** Start of Extracted material **
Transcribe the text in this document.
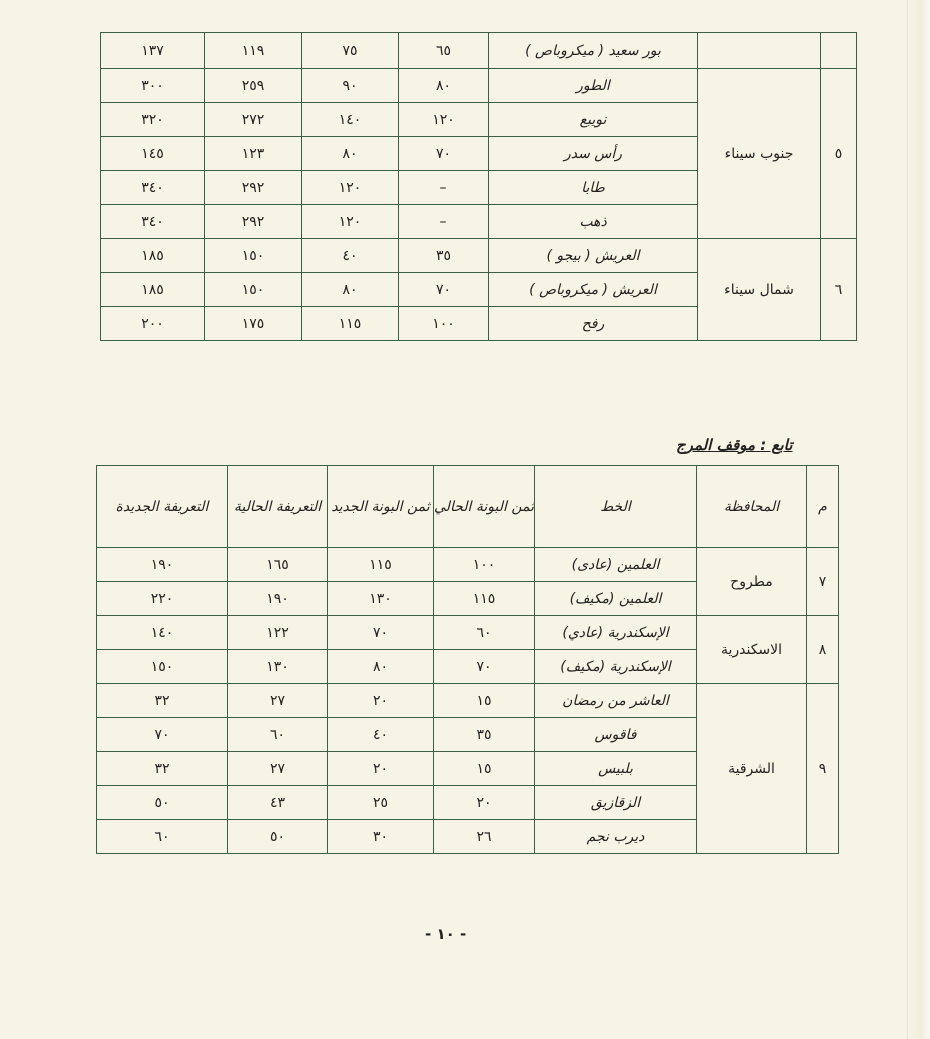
		بور سعيد ( ميكروباص )	٦٥	٧٥	١١٩	١٣٧
٥	جنوب سيناء	الطور	٨٠	٩٠	٢٥٩	٣٠٠
		نويبع	١٢٠	١٤٠	٢٧٢	٣٢٠
		رأس سدر	٧٠	٨٠	١٢٣	١٤٥
		طابا	–	١٢٠	٢٩٢	٣٤٠
		ذهب	–	١٢٠	٢٩٢	٣٤٠
٦	شمال سيناء	العريش ( بيجو )	٣٥	٤٠	١٥٠	١٨٥
		العريش ( ميكروباص )	٧٠	٨٠	١٥٠	١٨٥
		رفح	١٠٠	١١٥	١٧٥	٢٠٠
تابع : موقف المرج
م	المحافظة	الخط	ثمن البونة الحالي	ثمن البونة الجديد	التعريفة الحالية	التعريفة الجديدة
٧	مطروح	العلمين (عادى)	١٠٠	١١٥	١٦٥	١٩٠
		العلمين (مكيف)	١١٥	١٣٠	١٩٠	٢٢٠
٨	الاسكندرية	الإسكندرية (عادي)	٦٠	٧٠	١٢٢	١٤٠
		الإسكندرية (مكيف)	٧٠	٨٠	١٣٠	١٥٠
٩	الشرقية	العاشر من رمضان	١٥	٢٠	٢٧	٣٢
		فاقوس	٣٥	٤٠	٦٠	٧٠
		بلبيس	١٥	٢٠	٢٧	٣٢
		الزقازيق	٢٠	٢٥	٤٣	٥٠
		ديرب نجم	٢٦	٣٠	٥٠	٦٠
- ١٠ -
** End of Extracted material **
--- Required task ---
A faithful copy of the records above is needed, with the pictures left out.

--- Written response ---
Transcribe the text in this document.
		بور سعيد ( ميكروباص )	٦٥	٧٥	١١٩	١٣٧
٥	جنوب سيناء	الطور	٨٠	٩٠	٢٥٩	٣٠٠
		نويبع	١٢٠	١٤٠	٢٧٢	٣٢٠
		رأس سدر	٧٠	٨٠	١٢٣	١٤٥
		طابا	–	١٢٠	٢٩٢	٣٤٠
		ذهب	–	١٢٠	٢٩٢	٣٤٠
٦	شمال سيناء	العريش ( بيجو )	٣٥	٤٠	١٥٠	١٨٥
		العريش ( ميكروباص )	٧٠	٨٠	١٥٠	١٨٥
		رفح	١٠٠	١١٥	١٧٥	٢٠٠
تابع : موقف المرج
م	المحافظة	الخط	ثمن البونة الحالي	ثمن البونة الجديد	التعريفة الحالية	التعريفة الجديدة
٧	مطروح	العلمين (عادى)	١٠٠	١١٥	١٦٥	١٩٠
		العلمين (مكيف)	١١٥	١٣٠	١٩٠	٢٢٠
٨	الاسكندرية	الإسكندرية (عادي)	٦٠	٧٠	١٢٢	١٤٠
		الإسكندرية (مكيف)	٧٠	٨٠	١٣٠	١٥٠
٩	الشرقية	العاشر من رمضان	١٥	٢٠	٢٧	٣٢
		فاقوس	٣٥	٤٠	٦٠	٧٠
		بلبيس	١٥	٢٠	٢٧	٣٢
		الزقازيق	٢٠	٢٥	٤٣	٥٠
		ديرب نجم	٢٦	٣٠	٥٠	٦٠
- ١٠ -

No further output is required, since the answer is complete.